◆ Task brief: An exact copy of the records is required, minus the pictures they hold.
## Start Supplied material
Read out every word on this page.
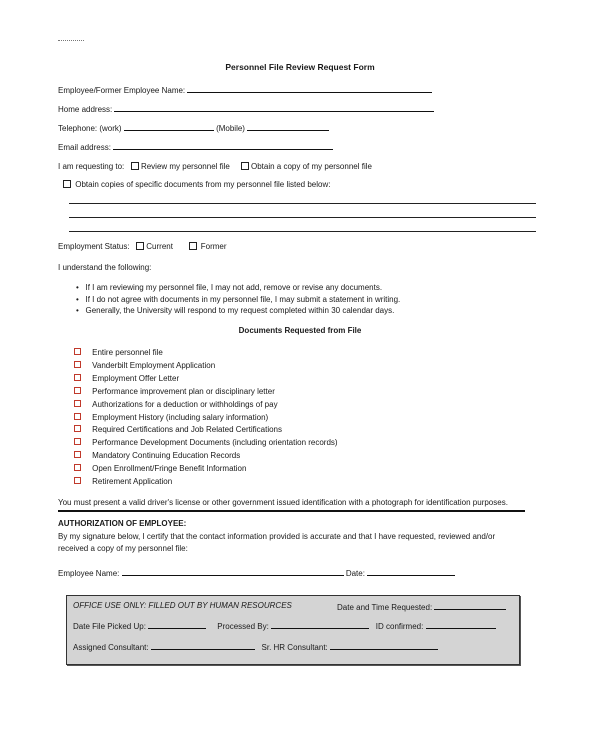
Personnel File Review Request Form
Employee/Former Employee Name:
Home address:
Telephone: (work)	(Mobile)
Email address:
I am requesting to: Review my personnel file	Obtain a copy of my personnel file
Obtain copies of specific documents from my personnel file listed below:
Employment Status: Current	Former
I understand the following:
•   If I am reviewing my personnel file, I may not add, remove or revise any documents.
•   If I do not agree with documents in my personnel file, I may submit a statement in writing.
•   Generally, the University will respond to my request completed within 30 calendar days.
Documents Requested from File
Entire personnel file
Vanderbilt Employment Application
Employment Offer Letter
Performance improvement plan or disciplinary letter
Authorizations for a deduction or withholdings of pay
Employment History (including salary information)
Required Certifications and Job Related Certifications
Performance Development Documents (including orientation records)
Mandatory Continuing Education Records
Open Enrollment/Fringe Benefit Information
Retirement Application
You must present a valid driver's license or other government issued identification with a photograph for identification purposes.
AUTHORIZATION OF EMPLOYEE:
By my signature below, I certify that the contact information provided is accurate and that I have requested, reviewed and/or
received a copy of my personnel file:
Employee Name:	Date:
OFFICE USE ONLY: FILLED OUT BY HUMAN RESOURCES	Date and Time Requested:
Date File Picked Up:	Processed By:	ID confirmed:
Assigned Consultant:	Sr. HR Consultant:
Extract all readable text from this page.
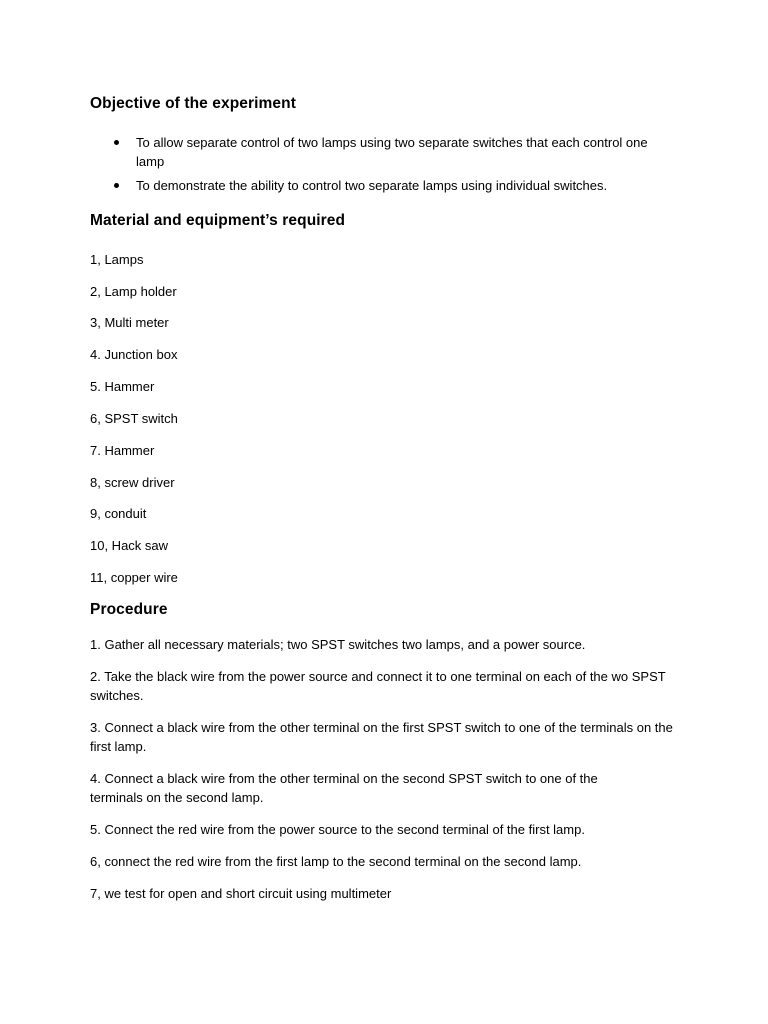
Objective of the experiment
To allow separate control of two lamps using two separate switches that each control one lamp
To demonstrate the ability to control two separate lamps using individual switches.
Material and equipment’s required
1, Lamps
2, Lamp holder
3, Multi meter
4. Junction box
5. Hammer
6, SPST switch
7. Hammer
8, screw driver
9, conduit
10, Hack saw
11, copper wire
Procedure
1. Gather all necessary materials; two SPST switches two lamps, and a power source.
2. Take the black wire from the power source and connect it to one terminal on each of the wo SPST switches.
3. Connect a black wire from the other terminal on the first SPST switch to one of the terminals on the first lamp.
4. Connect a black wire from the other terminal on the second SPST switch to one of the terminals on the second lamp.
5. Connect the red wire from the power source to the second terminal of the first lamp.
6, connect the red wire from the first lamp to the second terminal on the second lamp.
7, we test for open and short circuit using multimeter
## End Supplied material
◆ Task solution:
Read out every word on this page.
Personnel File Review Request Form
Employee/Former Employee Name:
Home address:
Telephone: (work)	(Mobile)
Email address:
I am requesting to: Review my personnel file	Obtain a copy of my personnel file
Obtain copies of specific documents from my personnel file listed below:
Employment Status: Current	Former
I understand the following:
•   If I am reviewing my personnel file, I may not add, remove or revise any documents.
•   If I do not agree with documents in my personnel file, I may submit a statement in writing.
•   Generally, the University will respond to my request completed within 30 calendar days.
Documents Requested from File
Entire personnel file
Vanderbilt Employment Application
Employment Offer Letter
Performance improvement plan or disciplinary letter
Authorizations for a deduction or withholdings of pay
Employment History (including salary information)
Required Certifications and Job Related Certifications
Performance Development Documents (including orientation records)
Mandatory Continuing Education Records
Open Enrollment/Fringe Benefit Information
Retirement Application
You must present a valid driver's license or other government issued identification with a photograph for identification purposes.
AUTHORIZATION OF EMPLOYEE:
By my signature below, I certify that the contact information provided is accurate and that I have requested, reviewed and/or
received a copy of my personnel file:
Employee Name:	Date:
OFFICE USE ONLY: FILLED OUT BY HUMAN RESOURCES	Date and Time Requested:
Date File Picked Up:	Processed By:	ID confirmed:
Assigned Consultant:	Sr. HR Consultant:
Extract all readable text from this page.
Objective of the experiment
To allow separate control of two lamps using two separate switches that each control one lamp
To demonstrate the ability to control two separate lamps using individual switches.
Material and equipment’s required
1, Lamps
2, Lamp holder
3, Multi meter
4. Junction box
5. Hammer
6, SPST switch
7. Hammer
8, screw driver
9, conduit
10, Hack saw
11, copper wire
Procedure
1. Gather all necessary materials; two SPST switches two lamps, and a power source.
2. Take the black wire from the power source and connect it to one terminal on each of the wo SPST switches.
3. Connect a black wire from the other terminal on the first SPST switch to one of the terminals on the first lamp.
4. Connect a black wire from the other terminal on the second SPST switch to one of the terminals on the second lamp.
5. Connect the red wire from the power source to the second terminal of the first lamp.
6, connect the red wire from the first lamp to the second terminal on the second lamp.
7, we test for open and short circuit using multimeter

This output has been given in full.